Dataset items
— BEGIN —
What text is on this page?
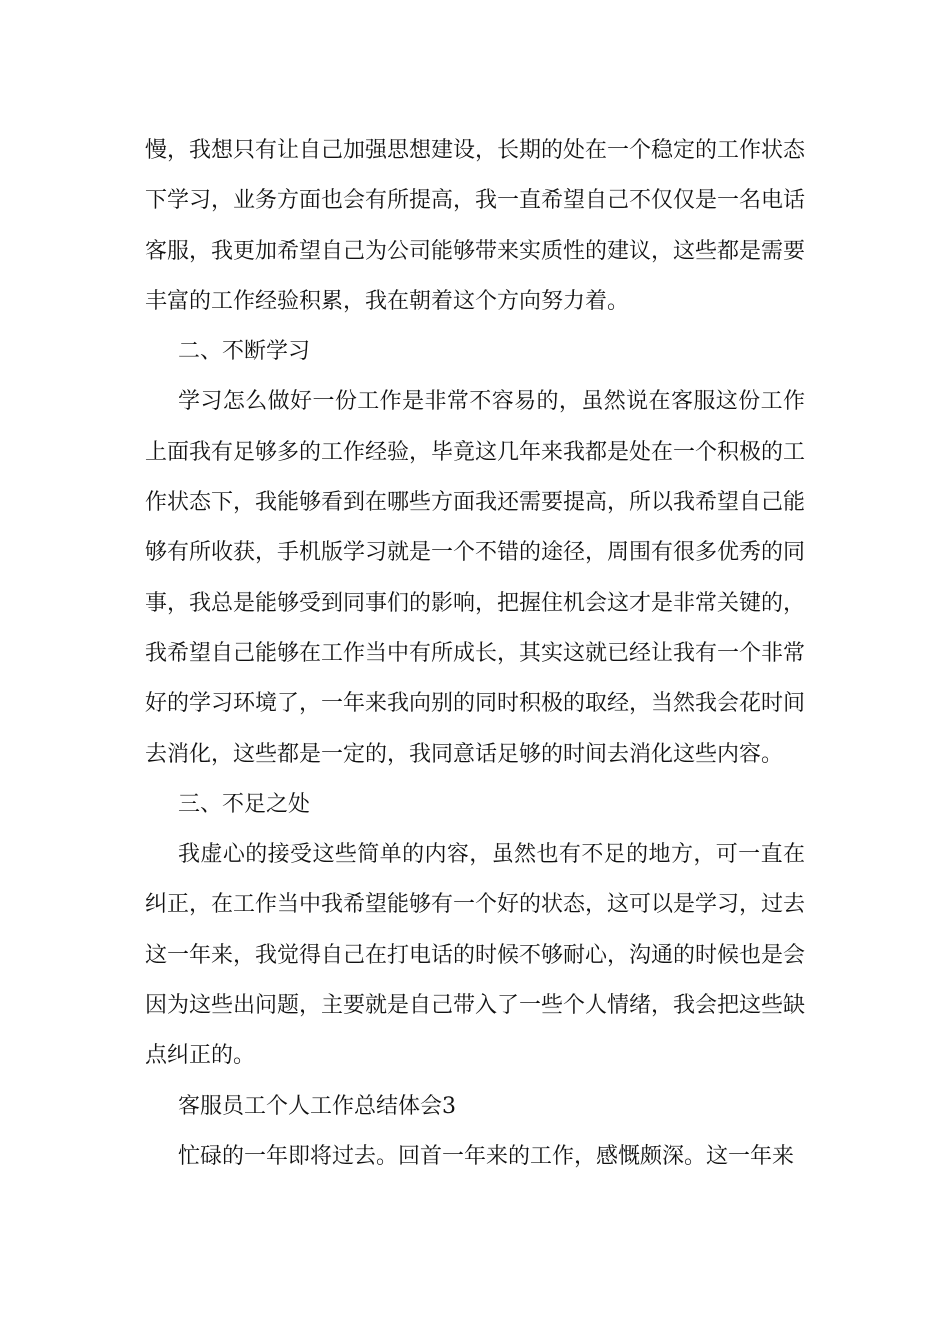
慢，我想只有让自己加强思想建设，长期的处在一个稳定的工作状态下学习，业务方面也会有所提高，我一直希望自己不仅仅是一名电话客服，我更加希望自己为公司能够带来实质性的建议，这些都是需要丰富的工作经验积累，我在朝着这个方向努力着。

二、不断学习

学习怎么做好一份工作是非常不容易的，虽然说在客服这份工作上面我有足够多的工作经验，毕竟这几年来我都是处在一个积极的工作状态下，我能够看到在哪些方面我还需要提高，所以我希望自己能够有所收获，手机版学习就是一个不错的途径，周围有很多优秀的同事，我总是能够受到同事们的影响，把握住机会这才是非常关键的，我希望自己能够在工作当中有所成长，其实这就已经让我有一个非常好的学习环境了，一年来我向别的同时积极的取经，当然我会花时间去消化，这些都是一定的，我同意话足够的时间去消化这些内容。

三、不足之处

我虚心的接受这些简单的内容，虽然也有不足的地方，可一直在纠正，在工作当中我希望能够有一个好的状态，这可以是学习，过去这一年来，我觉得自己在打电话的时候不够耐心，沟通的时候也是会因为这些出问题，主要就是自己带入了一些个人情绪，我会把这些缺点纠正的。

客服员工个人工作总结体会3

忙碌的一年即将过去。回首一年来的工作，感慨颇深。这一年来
— END —
— BEGIN —
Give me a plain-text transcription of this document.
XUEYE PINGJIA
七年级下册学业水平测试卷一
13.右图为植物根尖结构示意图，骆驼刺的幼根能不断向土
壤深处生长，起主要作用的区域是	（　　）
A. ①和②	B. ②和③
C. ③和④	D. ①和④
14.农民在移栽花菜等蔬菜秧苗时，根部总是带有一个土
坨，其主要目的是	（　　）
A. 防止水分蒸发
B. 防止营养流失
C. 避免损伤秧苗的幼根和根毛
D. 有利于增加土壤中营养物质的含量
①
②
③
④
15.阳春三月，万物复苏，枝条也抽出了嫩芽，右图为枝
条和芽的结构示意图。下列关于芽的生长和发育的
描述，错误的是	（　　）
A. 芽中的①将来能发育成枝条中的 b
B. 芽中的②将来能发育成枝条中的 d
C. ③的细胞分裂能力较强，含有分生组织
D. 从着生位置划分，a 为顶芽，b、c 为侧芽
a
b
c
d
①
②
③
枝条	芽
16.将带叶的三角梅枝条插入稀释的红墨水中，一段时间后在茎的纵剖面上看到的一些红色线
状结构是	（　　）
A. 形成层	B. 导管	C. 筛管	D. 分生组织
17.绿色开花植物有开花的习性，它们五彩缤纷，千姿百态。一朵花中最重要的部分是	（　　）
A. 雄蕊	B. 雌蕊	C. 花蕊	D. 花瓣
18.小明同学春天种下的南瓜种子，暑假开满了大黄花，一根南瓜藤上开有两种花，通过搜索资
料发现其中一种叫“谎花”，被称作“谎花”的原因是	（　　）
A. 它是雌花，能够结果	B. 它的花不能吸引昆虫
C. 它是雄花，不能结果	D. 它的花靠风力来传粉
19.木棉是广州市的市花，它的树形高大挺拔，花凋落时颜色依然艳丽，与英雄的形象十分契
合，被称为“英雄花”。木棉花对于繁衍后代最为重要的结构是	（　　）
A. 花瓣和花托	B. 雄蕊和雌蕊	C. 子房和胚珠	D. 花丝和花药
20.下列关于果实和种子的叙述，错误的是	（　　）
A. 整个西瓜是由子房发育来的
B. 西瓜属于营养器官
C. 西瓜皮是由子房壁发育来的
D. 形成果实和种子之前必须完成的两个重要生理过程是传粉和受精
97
— END —
— BEGIN —
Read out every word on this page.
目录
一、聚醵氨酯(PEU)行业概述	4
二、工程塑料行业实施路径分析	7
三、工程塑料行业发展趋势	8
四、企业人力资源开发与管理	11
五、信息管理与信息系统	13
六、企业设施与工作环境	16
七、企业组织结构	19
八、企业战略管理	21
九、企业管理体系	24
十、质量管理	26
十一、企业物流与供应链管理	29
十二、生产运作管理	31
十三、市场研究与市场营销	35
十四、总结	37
— END —
- **Given task**: Gather every line from the listing above in which "this" appears, and copy those lines.

- **Complete output**:
What text is on this page?
Give me a plain-text transcription of this document.
Read out every word on this page.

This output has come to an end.